◆ WHAT THIS TASK INVOLVES
Using the data below, repeat all of it precisely.

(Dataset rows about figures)
....................

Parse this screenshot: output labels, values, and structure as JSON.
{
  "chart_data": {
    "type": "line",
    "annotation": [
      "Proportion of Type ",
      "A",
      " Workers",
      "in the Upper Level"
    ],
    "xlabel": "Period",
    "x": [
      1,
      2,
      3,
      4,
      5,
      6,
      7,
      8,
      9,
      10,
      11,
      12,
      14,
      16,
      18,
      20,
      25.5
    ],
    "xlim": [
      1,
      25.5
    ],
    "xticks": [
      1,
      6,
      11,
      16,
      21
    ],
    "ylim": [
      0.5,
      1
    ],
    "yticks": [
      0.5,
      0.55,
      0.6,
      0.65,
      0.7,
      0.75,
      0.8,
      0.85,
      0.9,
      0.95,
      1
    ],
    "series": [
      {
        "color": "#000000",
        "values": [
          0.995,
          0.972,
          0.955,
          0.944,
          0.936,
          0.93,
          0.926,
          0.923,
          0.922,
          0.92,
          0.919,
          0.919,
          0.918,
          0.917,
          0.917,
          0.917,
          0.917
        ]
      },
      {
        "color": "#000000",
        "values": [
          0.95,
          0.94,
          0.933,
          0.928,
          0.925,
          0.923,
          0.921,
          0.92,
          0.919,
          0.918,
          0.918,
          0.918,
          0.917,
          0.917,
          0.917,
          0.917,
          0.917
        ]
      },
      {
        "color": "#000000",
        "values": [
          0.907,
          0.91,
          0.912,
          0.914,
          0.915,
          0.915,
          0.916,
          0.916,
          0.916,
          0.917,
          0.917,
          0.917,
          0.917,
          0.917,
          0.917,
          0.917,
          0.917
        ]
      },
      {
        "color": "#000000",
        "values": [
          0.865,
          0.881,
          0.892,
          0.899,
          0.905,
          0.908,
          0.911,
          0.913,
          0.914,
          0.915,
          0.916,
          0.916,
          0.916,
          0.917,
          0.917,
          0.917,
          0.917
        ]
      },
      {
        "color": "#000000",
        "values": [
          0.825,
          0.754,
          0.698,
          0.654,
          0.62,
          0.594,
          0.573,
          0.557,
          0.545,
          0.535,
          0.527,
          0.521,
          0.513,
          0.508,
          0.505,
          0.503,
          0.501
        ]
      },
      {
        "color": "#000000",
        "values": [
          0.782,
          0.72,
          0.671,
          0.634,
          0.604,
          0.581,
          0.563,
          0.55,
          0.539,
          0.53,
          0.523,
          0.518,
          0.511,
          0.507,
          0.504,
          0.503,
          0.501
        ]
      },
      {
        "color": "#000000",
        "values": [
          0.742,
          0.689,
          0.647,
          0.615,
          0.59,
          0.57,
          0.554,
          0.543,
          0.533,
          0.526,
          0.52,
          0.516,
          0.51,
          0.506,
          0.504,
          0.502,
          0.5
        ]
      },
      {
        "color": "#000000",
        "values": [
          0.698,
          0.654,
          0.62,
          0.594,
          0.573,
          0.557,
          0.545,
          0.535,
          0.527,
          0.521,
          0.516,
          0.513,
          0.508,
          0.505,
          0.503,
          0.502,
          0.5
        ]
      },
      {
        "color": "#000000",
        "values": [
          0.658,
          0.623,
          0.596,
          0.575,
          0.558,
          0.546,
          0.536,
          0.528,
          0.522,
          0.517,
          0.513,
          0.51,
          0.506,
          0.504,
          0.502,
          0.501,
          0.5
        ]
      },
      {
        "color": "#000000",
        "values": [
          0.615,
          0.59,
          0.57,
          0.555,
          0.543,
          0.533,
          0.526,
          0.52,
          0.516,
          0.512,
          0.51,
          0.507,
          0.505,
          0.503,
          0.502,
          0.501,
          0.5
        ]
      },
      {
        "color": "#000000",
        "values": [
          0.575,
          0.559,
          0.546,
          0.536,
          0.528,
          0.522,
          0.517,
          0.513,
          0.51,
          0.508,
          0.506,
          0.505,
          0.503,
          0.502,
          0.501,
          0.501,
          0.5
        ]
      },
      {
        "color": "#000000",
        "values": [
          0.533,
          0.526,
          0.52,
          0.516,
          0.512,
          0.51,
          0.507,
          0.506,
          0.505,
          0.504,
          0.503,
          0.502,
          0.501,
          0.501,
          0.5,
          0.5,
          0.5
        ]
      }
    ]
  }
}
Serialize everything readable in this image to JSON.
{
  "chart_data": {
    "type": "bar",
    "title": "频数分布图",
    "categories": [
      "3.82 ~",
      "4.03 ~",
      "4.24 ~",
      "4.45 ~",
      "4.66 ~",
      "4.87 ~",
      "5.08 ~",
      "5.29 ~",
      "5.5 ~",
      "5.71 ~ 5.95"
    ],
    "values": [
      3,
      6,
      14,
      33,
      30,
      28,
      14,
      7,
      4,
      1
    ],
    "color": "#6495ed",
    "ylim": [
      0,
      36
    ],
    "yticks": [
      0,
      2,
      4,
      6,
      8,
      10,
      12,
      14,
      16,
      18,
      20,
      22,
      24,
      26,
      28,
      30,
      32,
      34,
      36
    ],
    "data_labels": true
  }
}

....................

◆ COMPLETED EXERCISE
Parse this screenshot: output labels, values, and structure as JSON.
{
  "chart_data": {
    "type": "line",
    "annotation": [
      "Proportion of Type ",
      "A",
      " Workers",
      "in the Upper Level"
    ],
    "xlabel": "Period",
    "x": [
      1,
      2,
      3,
      4,
      5,
      6,
      7,
      8,
      9,
      10,
      11,
      12,
      14,
      16,
      18,
      20,
      25.5
    ],
    "xlim": [
      1,
      25.5
    ],
    "xticks": [
      1,
      6,
      11,
      16,
      21
    ],
    "ylim": [
      0.5,
      1
    ],
    "yticks": [
      0.5,
      0.55,
      0.6,
      0.65,
      0.7,
      0.75,
      0.8,
      0.85,
      0.9,
      0.95,
      1
    ],
    "series": [
      {
        "color": "#000000",
        "values": [
          0.995,
          0.972,
          0.955,
          0.944,
          0.936,
          0.93,
          0.926,
          0.923,
          0.922,
          0.92,
          0.919,
          0.919,
          0.918,
          0.917,
          0.917,
          0.917,
          0.917
        ]
      },
      {
        "color": "#000000",
        "values": [
          0.95,
          0.94,
          0.933,
          0.928,
          0.925,
          0.923,
          0.921,
          0.92,
          0.919,
          0.918,
          0.918,
          0.918,
          0.917,
          0.917,
          0.917,
          0.917,
          0.917
        ]
      },
      {
        "color": "#000000",
        "values": [
          0.907,
          0.91,
          0.912,
          0.914,
          0.915,
          0.915,
          0.916,
          0.916,
          0.916,
          0.917,
          0.917,
          0.917,
          0.917,
          0.917,
          0.917,
          0.917,
          0.917
        ]
      },
      {
        "color": "#000000",
        "values": [
          0.865,
          0.881,
          0.892,
          0.899,
          0.905,
          0.908,
          0.911,
          0.913,
          0.914,
          0.915,
          0.916,
          0.916,
          0.916,
          0.917,
          0.917,
          0.917,
          0.917
        ]
      },
      {
        "color": "#000000",
        "values": [
          0.825,
          0.754,
          0.698,
          0.654,
          0.62,
          0.594,
          0.573,
          0.557,
          0.545,
          0.535,
          0.527,
          0.521,
          0.513,
          0.508,
          0.505,
          0.503,
          0.501
        ]
      },
      {
        "color": "#000000",
        "values": [
          0.782,
          0.72,
          0.671,
          0.634,
          0.604,
          0.581,
          0.563,
          0.55,
          0.539,
          0.53,
          0.523,
          0.518,
          0.511,
          0.507,
          0.504,
          0.503,
          0.501
        ]
      },
      {
        "color": "#000000",
        "values": [
          0.742,
          0.689,
          0.647,
          0.615,
          0.59,
          0.57,
          0.554,
          0.543,
          0.533,
          0.526,
          0.52,
          0.516,
          0.51,
          0.506,
          0.504,
          0.502,
          0.5
        ]
      },
      {
        "color": "#000000",
        "values": [
          0.698,
          0.654,
          0.62,
          0.594,
          0.573,
          0.557,
          0.545,
          0.535,
          0.527,
          0.521,
          0.516,
          0.513,
          0.508,
          0.505,
          0.503,
          0.502,
          0.5
        ]
      },
      {
        "color": "#000000",
        "values": [
          0.658,
          0.623,
          0.596,
          0.575,
          0.558,
          0.546,
          0.536,
          0.528,
          0.522,
          0.517,
          0.513,
          0.51,
          0.506,
          0.504,
          0.502,
          0.501,
          0.5
        ]
      },
      {
        "color": "#000000",
        "values": [
          0.615,
          0.59,
          0.57,
          0.555,
          0.543,
          0.533,
          0.526,
          0.52,
          0.516,
          0.512,
          0.51,
          0.507,
          0.505,
          0.503,
          0.502,
          0.501,
          0.5
        ]
      },
      {
        "color": "#000000",
        "values": [
          0.575,
          0.559,
          0.546,
          0.536,
          0.528,
          0.522,
          0.517,
          0.513,
          0.51,
          0.508,
          0.506,
          0.505,
          0.503,
          0.502,
          0.501,
          0.501,
          0.5
        ]
      },
      {
        "color": "#000000",
        "values": [
          0.533,
          0.526,
          0.52,
          0.516,
          0.512,
          0.51,
          0.507,
          0.506,
          0.505,
          0.504,
          0.503,
          0.502,
          0.501,
          0.501,
          0.5,
          0.5,
          0.5
        ]
      }
    ]
  }
}
Serialize everything readable in this image to JSON.
{
  "chart_data": {
    "type": "bar",
    "title": "频数分布图",
    "categories": [
      "3.82 ~",
      "4.03 ~",
      "4.24 ~",
      "4.45 ~",
      "4.66 ~",
      "4.87 ~",
      "5.08 ~",
      "5.29 ~",
      "5.5 ~",
      "5.71 ~ 5.95"
    ],
    "values": [
      3,
      6,
      14,
      33,
      30,
      28,
      14,
      7,
      4,
      1
    ],
    "color": "#6495ed",
    "ylim": [
      0,
      36
    ],
    "yticks": [
      0,
      2,
      4,
      6,
      8,
      10,
      12,
      14,
      16,
      18,
      20,
      22,
      24,
      26,
      28,
      30,
      32,
      34,
      36
    ],
    "data_labels": true
  }
}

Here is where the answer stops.